§ **AIM OF THE EXERCISE**: Find every line in the entries below that contains the string "Text", and copy each of those lines.

§ **DATA PROVIDED**:
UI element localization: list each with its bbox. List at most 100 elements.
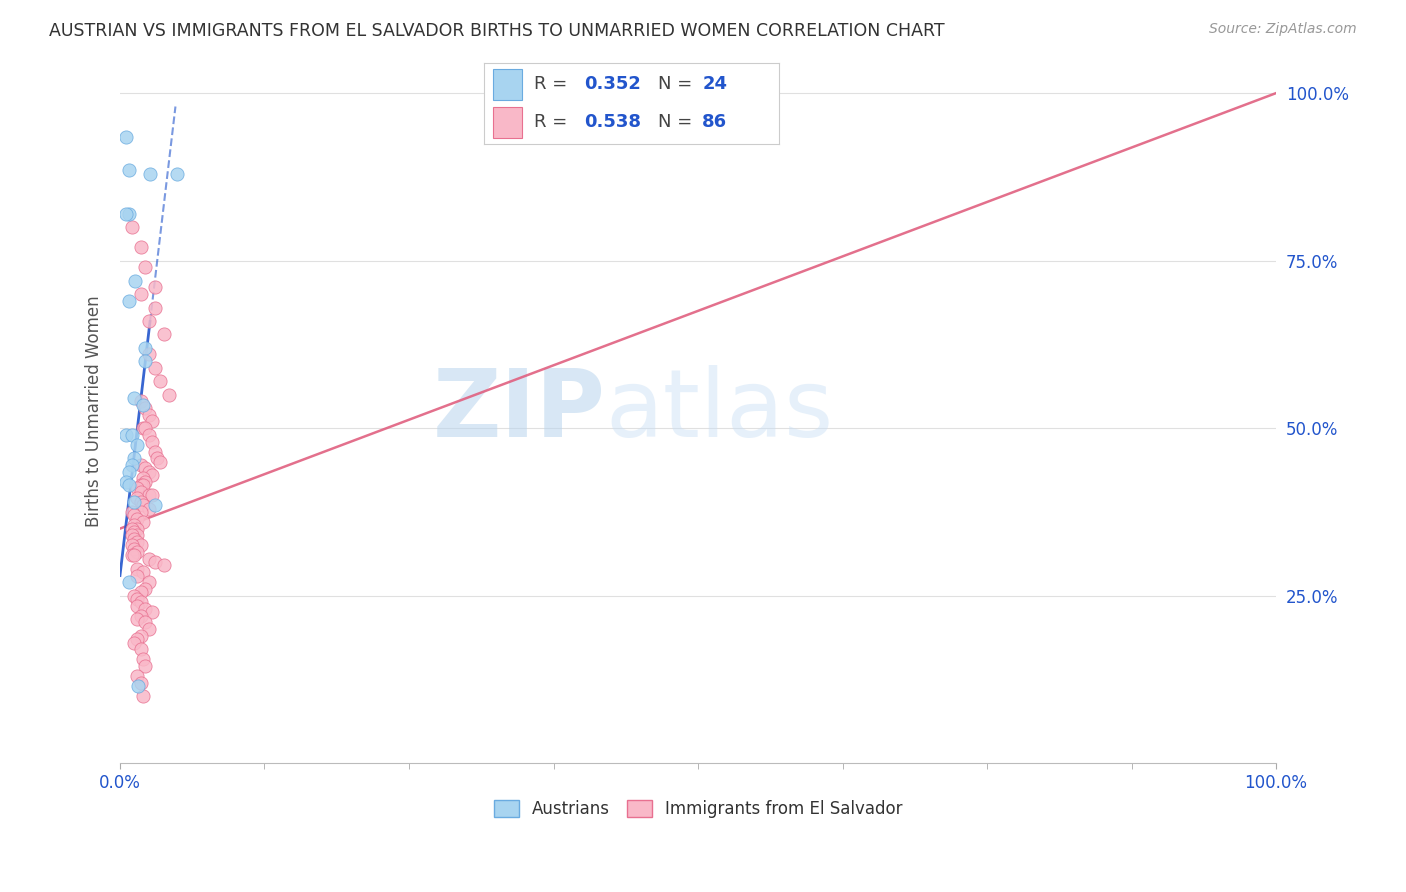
Point (129, 240, 152, 254)
Point (127, 545, 149, 559)
Point (141, 414, 163, 428)
Point (129, 595, 152, 609)
Point (129, 394, 152, 409)
Point (122, 589, 145, 603)
Point (122, 532, 145, 546)
Point (134, 354, 156, 368)
Point (118, 465, 141, 479)
Point (138, 314, 160, 328)
Point (134, 602, 156, 616)
Point (127, 522, 149, 536)
Point (132, 398, 155, 412)
Point (153, 327, 176, 342)
Point (127, 438, 149, 452)
Point (138, 575, 160, 590)
Point (138, 408, 160, 422)
Point (129, 495, 152, 509)
Point (146, 451, 169, 466)
Text: AUSTRIAN VS IMMIGRANTS FROM EL SALVADOR BIRTHS TO UNMARRIED WOMEN CORRELATION CH: AUSTRIAN VS IMMIGRANTS FROM EL SALVADOR … (49, 22, 945, 40)
Point (129, 478, 152, 492)
Point (153, 558, 176, 573)
Point (134, 582, 156, 596)
Text: atlas: atlas (606, 366, 834, 458)
Point (132, 565, 155, 579)
Point (118, 163, 141, 178)
Point (141, 488, 163, 502)
Point (166, 167, 188, 181)
Point (114, 207, 136, 221)
Point (114, 475, 136, 489)
Point (118, 478, 141, 492)
Point (141, 434, 163, 449)
Point (121, 528, 143, 542)
Point (132, 515, 155, 529)
Point (132, 471, 155, 485)
Text: ZIP: ZIP (433, 366, 606, 458)
Point (138, 488, 160, 502)
Point (127, 528, 149, 542)
Point (134, 659, 156, 673)
Point (138, 551, 160, 566)
Point (134, 341, 156, 355)
Point (129, 675, 152, 690)
Point (138, 501, 160, 516)
Point (121, 538, 143, 552)
Point (121, 549, 143, 563)
Point (143, 555, 166, 569)
Point (114, 427, 136, 442)
Legend: Austrians, Immigrants from El Salvador: Austrians, Immigrants from El Salvador (486, 794, 910, 825)
Point (122, 549, 145, 563)
Point (124, 274, 146, 288)
Point (122, 635, 145, 649)
Point (122, 495, 145, 509)
Point (122, 524, 145, 539)
Point (134, 421, 156, 435)
Point (132, 689, 155, 703)
Point (134, 260, 156, 275)
Point (121, 220, 143, 235)
Point (127, 491, 149, 506)
Point (122, 451, 145, 466)
Point (114, 129, 136, 144)
Point (139, 167, 162, 181)
Point (132, 652, 155, 666)
Point (134, 401, 156, 415)
Point (127, 568, 149, 582)
Point (129, 585, 152, 599)
Point (121, 505, 143, 519)
Point (127, 562, 149, 576)
Point (127, 599, 149, 613)
Point (127, 669, 149, 683)
Text: Source: ZipAtlas.com: Source: ZipAtlas.com (1209, 22, 1357, 37)
Point (121, 427, 143, 442)
Point (134, 461, 156, 475)
Point (134, 615, 156, 630)
Point (143, 498, 166, 512)
Point (143, 301, 166, 315)
Point (121, 458, 143, 472)
Point (121, 522, 143, 536)
Point (122, 508, 145, 523)
Point (129, 629, 152, 643)
Point (127, 511, 149, 525)
Point (118, 207, 141, 221)
Point (129, 538, 152, 552)
Point (127, 482, 149, 496)
Point (127, 535, 149, 549)
Point (129, 484, 152, 499)
Point (132, 478, 155, 492)
Point (141, 606, 163, 620)
Point (141, 468, 163, 483)
Point (143, 360, 166, 375)
Point (122, 391, 145, 405)
Point (129, 505, 152, 519)
Point (143, 280, 166, 294)
Point (127, 591, 149, 606)
Point (134, 475, 156, 489)
Point (149, 374, 172, 388)
Point (129, 642, 152, 657)
Point (129, 287, 152, 301)
Point (122, 541, 145, 556)
Point (138, 622, 160, 636)
Point (143, 444, 166, 458)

§ **TASK SOLUTION**:
Text: AUSTRIAN VS IMMIGRANTS FROM EL SALVADOR BIRTHS TO UNMARRIED WOMEN CORRELATION CH: AUSTRIAN VS IMMIGRANTS FROM EL SALVADOR … (49, 22, 945, 40)
Text: atlas: atlas (606, 366, 834, 458)
Text: ZIP: ZIP (433, 366, 606, 458)
Text: Source: ZipAtlas.com: Source: ZipAtlas.com (1209, 22, 1357, 37)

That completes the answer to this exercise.